Work request: Only an exact repetition of the entries will do.

___ Study material ___

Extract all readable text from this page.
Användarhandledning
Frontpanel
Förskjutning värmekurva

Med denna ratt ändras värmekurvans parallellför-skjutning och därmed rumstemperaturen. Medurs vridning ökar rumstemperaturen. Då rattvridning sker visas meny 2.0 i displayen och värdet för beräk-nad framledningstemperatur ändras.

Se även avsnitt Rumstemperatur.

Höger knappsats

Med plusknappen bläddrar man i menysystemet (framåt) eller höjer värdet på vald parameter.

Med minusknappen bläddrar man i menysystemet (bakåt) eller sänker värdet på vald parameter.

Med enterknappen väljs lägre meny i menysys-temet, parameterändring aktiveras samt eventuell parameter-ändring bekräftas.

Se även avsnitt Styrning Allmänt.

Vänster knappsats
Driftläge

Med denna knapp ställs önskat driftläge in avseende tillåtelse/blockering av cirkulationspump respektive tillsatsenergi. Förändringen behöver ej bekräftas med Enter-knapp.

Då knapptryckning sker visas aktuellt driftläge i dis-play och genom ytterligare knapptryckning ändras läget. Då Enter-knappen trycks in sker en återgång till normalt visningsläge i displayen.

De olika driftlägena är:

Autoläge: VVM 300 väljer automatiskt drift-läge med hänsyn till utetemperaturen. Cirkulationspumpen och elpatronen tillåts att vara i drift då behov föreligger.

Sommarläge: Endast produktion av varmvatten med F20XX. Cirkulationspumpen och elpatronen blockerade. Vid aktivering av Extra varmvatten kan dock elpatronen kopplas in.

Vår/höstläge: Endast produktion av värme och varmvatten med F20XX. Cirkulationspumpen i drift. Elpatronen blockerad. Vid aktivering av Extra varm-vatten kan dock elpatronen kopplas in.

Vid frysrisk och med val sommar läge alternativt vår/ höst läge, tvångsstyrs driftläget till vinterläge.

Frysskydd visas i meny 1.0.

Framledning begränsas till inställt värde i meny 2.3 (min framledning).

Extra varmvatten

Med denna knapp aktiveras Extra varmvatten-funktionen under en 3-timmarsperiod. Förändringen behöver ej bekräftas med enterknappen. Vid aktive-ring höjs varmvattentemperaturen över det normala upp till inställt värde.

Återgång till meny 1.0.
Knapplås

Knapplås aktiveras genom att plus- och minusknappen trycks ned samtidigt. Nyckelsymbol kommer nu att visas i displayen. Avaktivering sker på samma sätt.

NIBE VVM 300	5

___

Exercise result:
Extract all readable text from this page.
Användarhandledning
Frontpanel
Förskjutning värmekurva

Med denna ratt ändras värmekurvans parallellför-skjutning och därmed rumstemperaturen. Medurs vridning ökar rumstemperaturen. Då rattvridning sker visas meny 2.0 i displayen och värdet för beräk-nad framledningstemperatur ändras.

Se även avsnitt Rumstemperatur.

Höger knappsats

Med plusknappen bläddrar man i menysystemet (framåt) eller höjer värdet på vald parameter.

Med minusknappen bläddrar man i menysystemet (bakåt) eller sänker värdet på vald parameter.

Med enterknappen väljs lägre meny i menysys-temet, parameterändring aktiveras samt eventuell parameter-ändring bekräftas.

Se även avsnitt Styrning Allmänt.

Vänster knappsats
Driftläge

Med denna knapp ställs önskat driftläge in avseende tillåtelse/blockering av cirkulationspump respektive tillsatsenergi. Förändringen behöver ej bekräftas med Enter-knapp.

Då knapptryckning sker visas aktuellt driftläge i dis-play och genom ytterligare knapptryckning ändras läget. Då Enter-knappen trycks in sker en återgång till normalt visningsläge i displayen.

De olika driftlägena är:

Autoläge: VVM 300 väljer automatiskt drift-läge med hänsyn till utetemperaturen. Cirkulationspumpen och elpatronen tillåts att vara i drift då behov föreligger.

Sommarläge: Endast produktion av varmvatten med F20XX. Cirkulationspumpen och elpatronen blockerade. Vid aktivering av Extra varmvatten kan dock elpatronen kopplas in.

Vår/höstläge: Endast produktion av värme och varmvatten med F20XX. Cirkulationspumpen i drift. Elpatronen blockerad. Vid aktivering av Extra varm-vatten kan dock elpatronen kopplas in.

Vid frysrisk och med val sommar läge alternativt vår/ höst läge, tvångsstyrs driftläget till vinterläge.

Frysskydd visas i meny 1.0.

Framledning begränsas till inställt värde i meny 2.3 (min framledning).

Extra varmvatten

Med denna knapp aktiveras Extra varmvatten-funktionen under en 3-timmarsperiod. Förändringen behöver ej bekräftas med enterknappen. Vid aktive-ring höjs varmvattentemperaturen över det normala upp till inställt värde.

Återgång till meny 1.0.
Knapplås

Knapplås aktiveras genom att plus- och minusknappen trycks ned samtidigt. Nyckelsymbol kommer nu att visas i displayen. Avaktivering sker på samma sätt.

NIBE VVM 300	5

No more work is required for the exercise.